[Dataset records]
▼

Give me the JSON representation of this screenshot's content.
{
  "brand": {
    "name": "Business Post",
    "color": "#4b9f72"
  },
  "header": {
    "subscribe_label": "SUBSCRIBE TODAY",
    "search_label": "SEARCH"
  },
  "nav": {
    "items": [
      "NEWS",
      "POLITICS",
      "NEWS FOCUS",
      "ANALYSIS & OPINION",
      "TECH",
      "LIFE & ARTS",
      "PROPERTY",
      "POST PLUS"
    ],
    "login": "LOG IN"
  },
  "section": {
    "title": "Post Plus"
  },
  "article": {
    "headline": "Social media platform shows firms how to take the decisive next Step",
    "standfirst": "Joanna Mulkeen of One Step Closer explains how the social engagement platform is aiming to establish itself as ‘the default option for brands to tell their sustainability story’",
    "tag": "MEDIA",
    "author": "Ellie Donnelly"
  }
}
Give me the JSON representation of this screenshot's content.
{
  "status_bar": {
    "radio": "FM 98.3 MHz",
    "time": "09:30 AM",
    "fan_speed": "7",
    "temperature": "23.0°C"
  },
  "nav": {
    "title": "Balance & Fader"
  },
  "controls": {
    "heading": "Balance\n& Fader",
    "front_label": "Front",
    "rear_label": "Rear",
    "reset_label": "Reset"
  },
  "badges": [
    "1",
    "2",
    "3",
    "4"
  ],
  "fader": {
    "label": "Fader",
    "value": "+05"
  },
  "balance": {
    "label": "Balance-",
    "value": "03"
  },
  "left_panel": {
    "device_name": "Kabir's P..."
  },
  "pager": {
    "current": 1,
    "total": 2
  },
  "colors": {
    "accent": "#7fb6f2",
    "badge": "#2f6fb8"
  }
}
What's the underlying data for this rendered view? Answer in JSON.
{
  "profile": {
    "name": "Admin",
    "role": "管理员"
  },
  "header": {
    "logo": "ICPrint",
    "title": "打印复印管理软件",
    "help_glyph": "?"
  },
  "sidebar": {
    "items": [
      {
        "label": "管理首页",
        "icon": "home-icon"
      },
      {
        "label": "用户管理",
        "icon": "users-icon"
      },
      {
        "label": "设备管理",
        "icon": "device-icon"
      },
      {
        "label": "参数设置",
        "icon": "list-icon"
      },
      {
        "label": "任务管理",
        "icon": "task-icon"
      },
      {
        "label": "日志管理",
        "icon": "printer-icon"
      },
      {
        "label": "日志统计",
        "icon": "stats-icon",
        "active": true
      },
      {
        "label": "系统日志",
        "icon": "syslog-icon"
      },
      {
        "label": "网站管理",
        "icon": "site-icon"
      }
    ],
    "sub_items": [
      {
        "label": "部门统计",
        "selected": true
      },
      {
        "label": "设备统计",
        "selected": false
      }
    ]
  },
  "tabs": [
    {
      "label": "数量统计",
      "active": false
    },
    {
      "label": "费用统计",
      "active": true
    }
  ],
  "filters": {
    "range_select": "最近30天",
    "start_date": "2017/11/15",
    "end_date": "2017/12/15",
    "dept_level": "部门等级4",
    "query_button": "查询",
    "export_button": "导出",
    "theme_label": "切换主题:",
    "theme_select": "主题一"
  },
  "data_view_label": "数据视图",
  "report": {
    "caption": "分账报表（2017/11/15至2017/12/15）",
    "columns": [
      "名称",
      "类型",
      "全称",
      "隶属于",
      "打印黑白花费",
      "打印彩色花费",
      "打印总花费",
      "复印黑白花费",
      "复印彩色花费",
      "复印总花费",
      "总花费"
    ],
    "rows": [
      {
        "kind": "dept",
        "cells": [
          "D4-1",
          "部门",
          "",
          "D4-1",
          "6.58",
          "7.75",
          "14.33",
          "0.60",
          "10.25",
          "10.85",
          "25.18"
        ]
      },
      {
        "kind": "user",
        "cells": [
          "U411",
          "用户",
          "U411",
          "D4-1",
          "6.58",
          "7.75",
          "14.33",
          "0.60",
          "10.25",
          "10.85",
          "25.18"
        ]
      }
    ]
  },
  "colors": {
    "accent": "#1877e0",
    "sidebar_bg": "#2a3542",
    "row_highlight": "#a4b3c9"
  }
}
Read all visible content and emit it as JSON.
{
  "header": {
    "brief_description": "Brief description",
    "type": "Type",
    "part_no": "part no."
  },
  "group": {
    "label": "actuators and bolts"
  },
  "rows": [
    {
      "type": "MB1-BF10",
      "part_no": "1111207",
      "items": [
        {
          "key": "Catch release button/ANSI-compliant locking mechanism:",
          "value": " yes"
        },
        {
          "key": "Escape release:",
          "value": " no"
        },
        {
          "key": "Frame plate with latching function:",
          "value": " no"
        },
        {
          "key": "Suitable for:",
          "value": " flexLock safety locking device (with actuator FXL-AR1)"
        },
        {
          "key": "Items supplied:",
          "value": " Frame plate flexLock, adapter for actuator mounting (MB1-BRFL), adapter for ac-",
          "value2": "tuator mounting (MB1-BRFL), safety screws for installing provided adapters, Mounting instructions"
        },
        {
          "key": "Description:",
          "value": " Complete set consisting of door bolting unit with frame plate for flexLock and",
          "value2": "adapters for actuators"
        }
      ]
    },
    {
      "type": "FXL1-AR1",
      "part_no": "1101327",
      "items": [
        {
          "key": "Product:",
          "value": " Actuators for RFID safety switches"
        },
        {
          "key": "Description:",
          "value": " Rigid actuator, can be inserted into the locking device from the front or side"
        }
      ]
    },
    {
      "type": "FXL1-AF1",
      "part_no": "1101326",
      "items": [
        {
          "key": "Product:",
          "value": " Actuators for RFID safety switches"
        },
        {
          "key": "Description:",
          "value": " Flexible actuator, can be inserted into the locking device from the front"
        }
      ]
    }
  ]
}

▲

*Short problem*. Your task is to print the whole listing again exactly.

*The completed task*.
Give me the JSON representation of this screenshot's content.
{
  "brand": {
    "name": "Business Post",
    "color": "#4b9f72"
  },
  "header": {
    "subscribe_label": "SUBSCRIBE TODAY",
    "search_label": "SEARCH"
  },
  "nav": {
    "items": [
      "NEWS",
      "POLITICS",
      "NEWS FOCUS",
      "ANALYSIS & OPINION",
      "TECH",
      "LIFE & ARTS",
      "PROPERTY",
      "POST PLUS"
    ],
    "login": "LOG IN"
  },
  "section": {
    "title": "Post Plus"
  },
  "article": {
    "headline": "Social media platform shows firms how to take the decisive next Step",
    "standfirst": "Joanna Mulkeen of One Step Closer explains how the social engagement platform is aiming to establish itself as ‘the default option for brands to tell their sustainability story’",
    "tag": "MEDIA",
    "author": "Ellie Donnelly"
  }
}
Give me the JSON representation of this screenshot's content.
{
  "status_bar": {
    "radio": "FM 98.3 MHz",
    "time": "09:30 AM",
    "fan_speed": "7",
    "temperature": "23.0°C"
  },
  "nav": {
    "title": "Balance & Fader"
  },
  "controls": {
    "heading": "Balance\n& Fader",
    "front_label": "Front",
    "rear_label": "Rear",
    "reset_label": "Reset"
  },
  "badges": [
    "1",
    "2",
    "3",
    "4"
  ],
  "fader": {
    "label": "Fader",
    "value": "+05"
  },
  "balance": {
    "label": "Balance-",
    "value": "03"
  },
  "left_panel": {
    "device_name": "Kabir's P..."
  },
  "pager": {
    "current": 1,
    "total": 2
  },
  "colors": {
    "accent": "#7fb6f2",
    "badge": "#2f6fb8"
  }
}
What's the underlying data for this rendered view? Answer in JSON.
{
  "profile": {
    "name": "Admin",
    "role": "管理员"
  },
  "header": {
    "logo": "ICPrint",
    "title": "打印复印管理软件",
    "help_glyph": "?"
  },
  "sidebar": {
    "items": [
      {
        "label": "管理首页",
        "icon": "home-icon"
      },
      {
        "label": "用户管理",
        "icon": "users-icon"
      },
      {
        "label": "设备管理",
        "icon": "device-icon"
      },
      {
        "label": "参数设置",
        "icon": "list-icon"
      },
      {
        "label": "任务管理",
        "icon": "task-icon"
      },
      {
        "label": "日志管理",
        "icon": "printer-icon"
      },
      {
        "label": "日志统计",
        "icon": "stats-icon",
        "active": true
      },
      {
        "label": "系统日志",
        "icon": "syslog-icon"
      },
      {
        "label": "网站管理",
        "icon": "site-icon"
      }
    ],
    "sub_items": [
      {
        "label": "部门统计",
        "selected": true
      },
      {
        "label": "设备统计",
        "selected": false
      }
    ]
  },
  "tabs": [
    {
      "label": "数量统计",
      "active": false
    },
    {
      "label": "费用统计",
      "active": true
    }
  ],
  "filters": {
    "range_select": "最近30天",
    "start_date": "2017/11/15",
    "end_date": "2017/12/15",
    "dept_level": "部门等级4",
    "query_button": "查询",
    "export_button": "导出",
    "theme_label": "切换主题:",
    "theme_select": "主题一"
  },
  "data_view_label": "数据视图",
  "report": {
    "caption": "分账报表（2017/11/15至2017/12/15）",
    "columns": [
      "名称",
      "类型",
      "全称",
      "隶属于",
      "打印黑白花费",
      "打印彩色花费",
      "打印总花费",
      "复印黑白花费",
      "复印彩色花费",
      "复印总花费",
      "总花费"
    ],
    "rows": [
      {
        "kind": "dept",
        "cells": [
          "D4-1",
          "部门",
          "",
          "D4-1",
          "6.58",
          "7.75",
          "14.33",
          "0.60",
          "10.25",
          "10.85",
          "25.18"
        ]
      },
      {
        "kind": "user",
        "cells": [
          "U411",
          "用户",
          "U411",
          "D4-1",
          "6.58",
          "7.75",
          "14.33",
          "0.60",
          "10.25",
          "10.85",
          "25.18"
        ]
      }
    ]
  },
  "colors": {
    "accent": "#1877e0",
    "sidebar_bg": "#2a3542",
    "row_highlight": "#a4b3c9"
  }
}
Read all visible content and emit it as JSON.
{
  "header": {
    "brief_description": "Brief description",
    "type": "Type",
    "part_no": "part no."
  },
  "group": {
    "label": "actuators and bolts"
  },
  "rows": [
    {
      "type": "MB1-BF10",
      "part_no": "1111207",
      "items": [
        {
          "key": "Catch release button/ANSI-compliant locking mechanism:",
          "value": " yes"
        },
        {
          "key": "Escape release:",
          "value": " no"
        },
        {
          "key": "Frame plate with latching function:",
          "value": " no"
        },
        {
          "key": "Suitable for:",
          "value": " flexLock safety locking device (with actuator FXL-AR1)"
        },
        {
          "key": "Items supplied:",
          "value": " Frame plate flexLock, adapter for actuator mounting (MB1-BRFL), adapter for ac-",
          "value2": "tuator mounting (MB1-BRFL), safety screws for installing provided adapters, Mounting instructions"
        },
        {
          "key": "Description:",
          "value": " Complete set consisting of door bolting unit with frame plate for flexLock and",
          "value2": "adapters for actuators"
        }
      ]
    },
    {
      "type": "FXL1-AR1",
      "part_no": "1101327",
      "items": [
        {
          "key": "Product:",
          "value": " Actuators for RFID safety switches"
        },
        {
          "key": "Description:",
          "value": " Rigid actuator, can be inserted into the locking device from the front or side"
        }
      ]
    },
    {
      "type": "FXL1-AF1",
      "part_no": "1101326",
      "items": [
        {
          "key": "Product:",
          "value": " Actuators for RFID safety switches"
        },
        {
          "key": "Description:",
          "value": " Flexible actuator, can be inserted into the locking device from the front"
        }
      ]
    }
  ]
}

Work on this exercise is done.